▶ WHAT THIS TASK INVOLVES:
Copy out every line of the records where the string "frac" occurs.

▶ MATERIAL FOR THE TASK:
▽

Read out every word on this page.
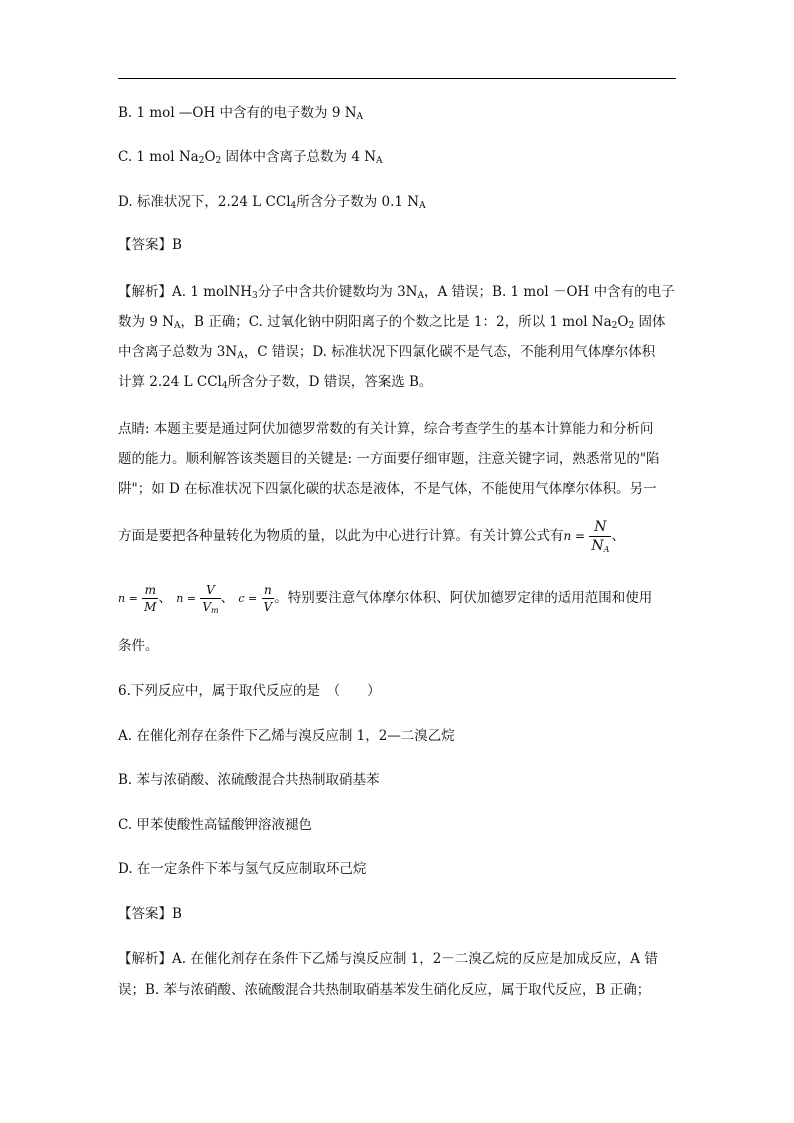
B. 1 mol —OH 中含有的电子数为 9 $N_A$
C. 1 mol $Na_2O_2$ 固体中含离子总数为 4 $N_A$
D. 标准状况下，2.24 L CCl$_4$所含分子数为 0.1 $N_A$
【答案】B
【解析】A. 1 molNH$_3$分子中含共价键数均为 $3N_A$，A 错误；B. 1 mol －OH 中含有的电子
数为 9 $N_A$，B 正确；C. 过氧化钠中阴阳离子的个数之比是 1：2，所以 1 mol $Na_2O_2$ 固体
中含离子总数为 $3N_A$，C 错误；D. 标准状况下四氯化碳不是气态，不能利用气体摩尔体积
计算 2.24 L CCl$_4$所含分子数，D 错误，答案选 B。
点睛: 本题主要是通过阿伏加德罗常数的有关计算，综合考查学生的基本计算能力和分析问
题的能力。顺利解答该类题目的关键是: 一方面要仔细审题，注意关键字词，熟悉常见的"陷
阱"；如 D 在标准状况下四氯化碳的状态是液体，不是气体，不能使用气体摩尔体积。另一
方面是要把各种量转化为物质的量，以此为中心进行计算。有关计算公式有$n = \frac{N}{N_A}$ 、
$n = \frac{m}{M}$ 、 $n = \frac{V}{V_m}$ 、 $c = \frac{n}{V}$ 。特别要注意气体摩尔体积、阿伏加德罗定律的适用范围和使用
条件。
6.下列反应中，属于取代反应的是　（　　）
A. 在催化剂存在条件下乙烯与溴反应制 1，2—二溴乙烷
B. 苯与浓硝酸、浓硫酸混合共热制取硝基苯
C. 甲苯使酸性高锰酸钾溶液褪色
D. 在一定条件下苯与氢气反应制取环己烷
【答案】B
【解析】A. 在催化剂存在条件下乙烯与溴反应制 1，2－二溴乙烷的反应是加成反应，A 错
误；B. 苯与浓硝酸、浓硫酸混合共热制取硝基苯发生硝化反应，属于取代反应，B 正确；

△

▶ ANSWER TO THE PROBLEM:
方面是要把各种量转化为物质的量，以此为中心进行计算。有关计算公式有$n = \frac{N}{N_A}$ 、
$n = \frac{m}{M}$ 、 $n = \frac{V}{V_m}$ 、 $c = \frac{n}{V}$ 。特别要注意气体摩尔体积、阿伏加德罗定律的适用范围和使用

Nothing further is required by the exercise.